Material for the task:
--

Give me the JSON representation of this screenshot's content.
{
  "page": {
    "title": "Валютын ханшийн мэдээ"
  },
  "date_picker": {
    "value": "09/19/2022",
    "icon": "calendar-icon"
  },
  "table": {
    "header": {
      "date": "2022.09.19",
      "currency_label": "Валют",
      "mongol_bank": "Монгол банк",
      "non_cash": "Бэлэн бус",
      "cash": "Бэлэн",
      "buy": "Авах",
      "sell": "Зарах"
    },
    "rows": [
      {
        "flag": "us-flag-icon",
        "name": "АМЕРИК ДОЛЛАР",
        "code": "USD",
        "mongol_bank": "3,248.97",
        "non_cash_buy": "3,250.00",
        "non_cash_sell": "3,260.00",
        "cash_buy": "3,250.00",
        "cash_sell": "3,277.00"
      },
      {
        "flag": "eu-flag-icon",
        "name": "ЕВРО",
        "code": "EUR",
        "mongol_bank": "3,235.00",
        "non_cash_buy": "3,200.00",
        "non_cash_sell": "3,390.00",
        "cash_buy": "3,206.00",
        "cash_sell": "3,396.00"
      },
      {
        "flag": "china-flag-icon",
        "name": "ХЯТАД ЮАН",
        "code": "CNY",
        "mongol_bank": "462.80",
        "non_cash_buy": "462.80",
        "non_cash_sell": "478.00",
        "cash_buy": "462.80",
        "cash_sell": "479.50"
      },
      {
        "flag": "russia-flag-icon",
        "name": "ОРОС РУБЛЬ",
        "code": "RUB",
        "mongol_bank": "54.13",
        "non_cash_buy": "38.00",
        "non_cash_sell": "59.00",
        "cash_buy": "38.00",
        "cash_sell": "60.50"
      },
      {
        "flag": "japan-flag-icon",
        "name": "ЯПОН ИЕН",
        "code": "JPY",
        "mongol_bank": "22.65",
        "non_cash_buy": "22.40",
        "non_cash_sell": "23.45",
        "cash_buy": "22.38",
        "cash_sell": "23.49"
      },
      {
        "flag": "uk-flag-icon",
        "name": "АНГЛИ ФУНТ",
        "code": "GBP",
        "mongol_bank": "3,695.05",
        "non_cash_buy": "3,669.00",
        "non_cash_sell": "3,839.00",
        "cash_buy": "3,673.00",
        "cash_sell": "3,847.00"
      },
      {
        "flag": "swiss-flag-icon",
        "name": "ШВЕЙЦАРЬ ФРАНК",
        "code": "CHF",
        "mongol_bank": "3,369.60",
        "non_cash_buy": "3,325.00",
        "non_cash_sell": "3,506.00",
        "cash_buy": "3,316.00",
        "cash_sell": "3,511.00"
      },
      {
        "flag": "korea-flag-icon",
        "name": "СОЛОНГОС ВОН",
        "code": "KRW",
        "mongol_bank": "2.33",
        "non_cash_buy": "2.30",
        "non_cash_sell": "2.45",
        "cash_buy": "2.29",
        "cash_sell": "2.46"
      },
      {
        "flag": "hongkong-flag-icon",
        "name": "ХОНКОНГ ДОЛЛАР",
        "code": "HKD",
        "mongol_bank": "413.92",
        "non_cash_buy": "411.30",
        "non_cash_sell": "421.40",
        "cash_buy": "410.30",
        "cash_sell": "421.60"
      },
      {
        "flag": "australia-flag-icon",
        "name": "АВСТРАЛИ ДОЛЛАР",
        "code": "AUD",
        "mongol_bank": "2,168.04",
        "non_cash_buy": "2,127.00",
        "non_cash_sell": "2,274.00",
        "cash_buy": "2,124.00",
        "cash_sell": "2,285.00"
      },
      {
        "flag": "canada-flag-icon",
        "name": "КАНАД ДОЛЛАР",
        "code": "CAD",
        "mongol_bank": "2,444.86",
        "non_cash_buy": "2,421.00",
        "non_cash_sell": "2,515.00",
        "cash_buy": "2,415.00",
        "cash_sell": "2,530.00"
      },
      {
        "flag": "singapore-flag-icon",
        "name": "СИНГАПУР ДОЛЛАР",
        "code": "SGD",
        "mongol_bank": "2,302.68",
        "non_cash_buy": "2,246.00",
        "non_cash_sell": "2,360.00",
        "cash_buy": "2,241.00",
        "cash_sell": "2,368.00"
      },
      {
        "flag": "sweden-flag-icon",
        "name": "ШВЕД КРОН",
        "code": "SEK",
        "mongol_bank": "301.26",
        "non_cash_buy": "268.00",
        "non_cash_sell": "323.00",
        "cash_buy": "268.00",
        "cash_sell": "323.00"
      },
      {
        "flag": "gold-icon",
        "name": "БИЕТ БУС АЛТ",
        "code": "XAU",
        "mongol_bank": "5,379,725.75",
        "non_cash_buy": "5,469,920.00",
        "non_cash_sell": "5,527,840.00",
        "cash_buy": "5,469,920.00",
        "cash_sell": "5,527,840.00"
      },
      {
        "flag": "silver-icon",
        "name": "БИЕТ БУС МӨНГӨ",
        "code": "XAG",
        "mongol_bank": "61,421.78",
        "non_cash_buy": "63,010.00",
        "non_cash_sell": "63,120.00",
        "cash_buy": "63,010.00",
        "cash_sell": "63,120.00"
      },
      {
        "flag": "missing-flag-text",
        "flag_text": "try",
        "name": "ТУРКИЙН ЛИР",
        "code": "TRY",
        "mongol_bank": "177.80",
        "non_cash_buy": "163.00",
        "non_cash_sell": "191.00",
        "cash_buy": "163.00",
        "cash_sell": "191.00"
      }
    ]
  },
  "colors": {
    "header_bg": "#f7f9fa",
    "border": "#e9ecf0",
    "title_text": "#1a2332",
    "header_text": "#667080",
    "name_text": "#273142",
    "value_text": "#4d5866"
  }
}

--

Exercise details:
The records above need to be transcribed in full. Keep every character unchanged.

Exercise result:
Give me the JSON representation of this screenshot's content.
{
  "page": {
    "title": "Валютын ханшийн мэдээ"
  },
  "date_picker": {
    "value": "09/19/2022",
    "icon": "calendar-icon"
  },
  "table": {
    "header": {
      "date": "2022.09.19",
      "currency_label": "Валют",
      "mongol_bank": "Монгол банк",
      "non_cash": "Бэлэн бус",
      "cash": "Бэлэн",
      "buy": "Авах",
      "sell": "Зарах"
    },
    "rows": [
      {
        "flag": "us-flag-icon",
        "name": "АМЕРИК ДОЛЛАР",
        "code": "USD",
        "mongol_bank": "3,248.97",
        "non_cash_buy": "3,250.00",
        "non_cash_sell": "3,260.00",
        "cash_buy": "3,250.00",
        "cash_sell": "3,277.00"
      },
      {
        "flag": "eu-flag-icon",
        "name": "ЕВРО",
        "code": "EUR",
        "mongol_bank": "3,235.00",
        "non_cash_buy": "3,200.00",
        "non_cash_sell": "3,390.00",
        "cash_buy": "3,206.00",
        "cash_sell": "3,396.00"
      },
      {
        "flag": "china-flag-icon",
        "name": "ХЯТАД ЮАН",
        "code": "CNY",
        "mongol_bank": "462.80",
        "non_cash_buy": "462.80",
        "non_cash_sell": "478.00",
        "cash_buy": "462.80",
        "cash_sell": "479.50"
      },
      {
        "flag": "russia-flag-icon",
        "name": "ОРОС РУБЛЬ",
        "code": "RUB",
        "mongol_bank": "54.13",
        "non_cash_buy": "38.00",
        "non_cash_sell": "59.00",
        "cash_buy": "38.00",
        "cash_sell": "60.50"
      },
      {
        "flag": "japan-flag-icon",
        "name": "ЯПОН ИЕН",
        "code": "JPY",
        "mongol_bank": "22.65",
        "non_cash_buy": "22.40",
        "non_cash_sell": "23.45",
        "cash_buy": "22.38",
        "cash_sell": "23.49"
      },
      {
        "flag": "uk-flag-icon",
        "name": "АНГЛИ ФУНТ",
        "code": "GBP",
        "mongol_bank": "3,695.05",
        "non_cash_buy": "3,669.00",
        "non_cash_sell": "3,839.00",
        "cash_buy": "3,673.00",
        "cash_sell": "3,847.00"
      },
      {
        "flag": "swiss-flag-icon",
        "name": "ШВЕЙЦАРЬ ФРАНК",
        "code": "CHF",
        "mongol_bank": "3,369.60",
        "non_cash_buy": "3,325.00",
        "non_cash_sell": "3,506.00",
        "cash_buy": "3,316.00",
        "cash_sell": "3,511.00"
      },
      {
        "flag": "korea-flag-icon",
        "name": "СОЛОНГОС ВОН",
        "code": "KRW",
        "mongol_bank": "2.33",
        "non_cash_buy": "2.30",
        "non_cash_sell": "2.45",
        "cash_buy": "2.29",
        "cash_sell": "2.46"
      },
      {
        "flag": "hongkong-flag-icon",
        "name": "ХОНКОНГ ДОЛЛАР",
        "code": "HKD",
        "mongol_bank": "413.92",
        "non_cash_buy": "411.30",
        "non_cash_sell": "421.40",
        "cash_buy": "410.30",
        "cash_sell": "421.60"
      },
      {
        "flag": "australia-flag-icon",
        "name": "АВСТРАЛИ ДОЛЛАР",
        "code": "AUD",
        "mongol_bank": "2,168.04",
        "non_cash_buy": "2,127.00",
        "non_cash_sell": "2,274.00",
        "cash_buy": "2,124.00",
        "cash_sell": "2,285.00"
      },
      {
        "flag": "canada-flag-icon",
        "name": "КАНАД ДОЛЛАР",
        "code": "CAD",
        "mongol_bank": "2,444.86",
        "non_cash_buy": "2,421.00",
        "non_cash_sell": "2,515.00",
        "cash_buy": "2,415.00",
        "cash_sell": "2,530.00"
      },
      {
        "flag": "singapore-flag-icon",
        "name": "СИНГАПУР ДОЛЛАР",
        "code": "SGD",
        "mongol_bank": "2,302.68",
        "non_cash_buy": "2,246.00",
        "non_cash_sell": "2,360.00",
        "cash_buy": "2,241.00",
        "cash_sell": "2,368.00"
      },
      {
        "flag": "sweden-flag-icon",
        "name": "ШВЕД КРОН",
        "code": "SEK",
        "mongol_bank": "301.26",
        "non_cash_buy": "268.00",
        "non_cash_sell": "323.00",
        "cash_buy": "268.00",
        "cash_sell": "323.00"
      },
      {
        "flag": "gold-icon",
        "name": "БИЕТ БУС АЛТ",
        "code": "XAU",
        "mongol_bank": "5,379,725.75",
        "non_cash_buy": "5,469,920.00",
        "non_cash_sell": "5,527,840.00",
        "cash_buy": "5,469,920.00",
        "cash_sell": "5,527,840.00"
      },
      {
        "flag": "silver-icon",
        "name": "БИЕТ БУС МӨНГӨ",
        "code": "XAG",
        "mongol_bank": "61,421.78",
        "non_cash_buy": "63,010.00",
        "non_cash_sell": "63,120.00",
        "cash_buy": "63,010.00",
        "cash_sell": "63,120.00"
      },
      {
        "flag": "missing-flag-text",
        "flag_text": "try",
        "name": "ТУРКИЙН ЛИР",
        "code": "TRY",
        "mongol_bank": "177.80",
        "non_cash_buy": "163.00",
        "non_cash_sell": "191.00",
        "cash_buy": "163.00",
        "cash_sell": "191.00"
      }
    ]
  },
  "colors": {
    "header_bg": "#f7f9fa",
    "border": "#e9ecf0",
    "title_text": "#1a2332",
    "header_text": "#667080",
    "name_text": "#273142",
    "value_text": "#4d5866"
  }
}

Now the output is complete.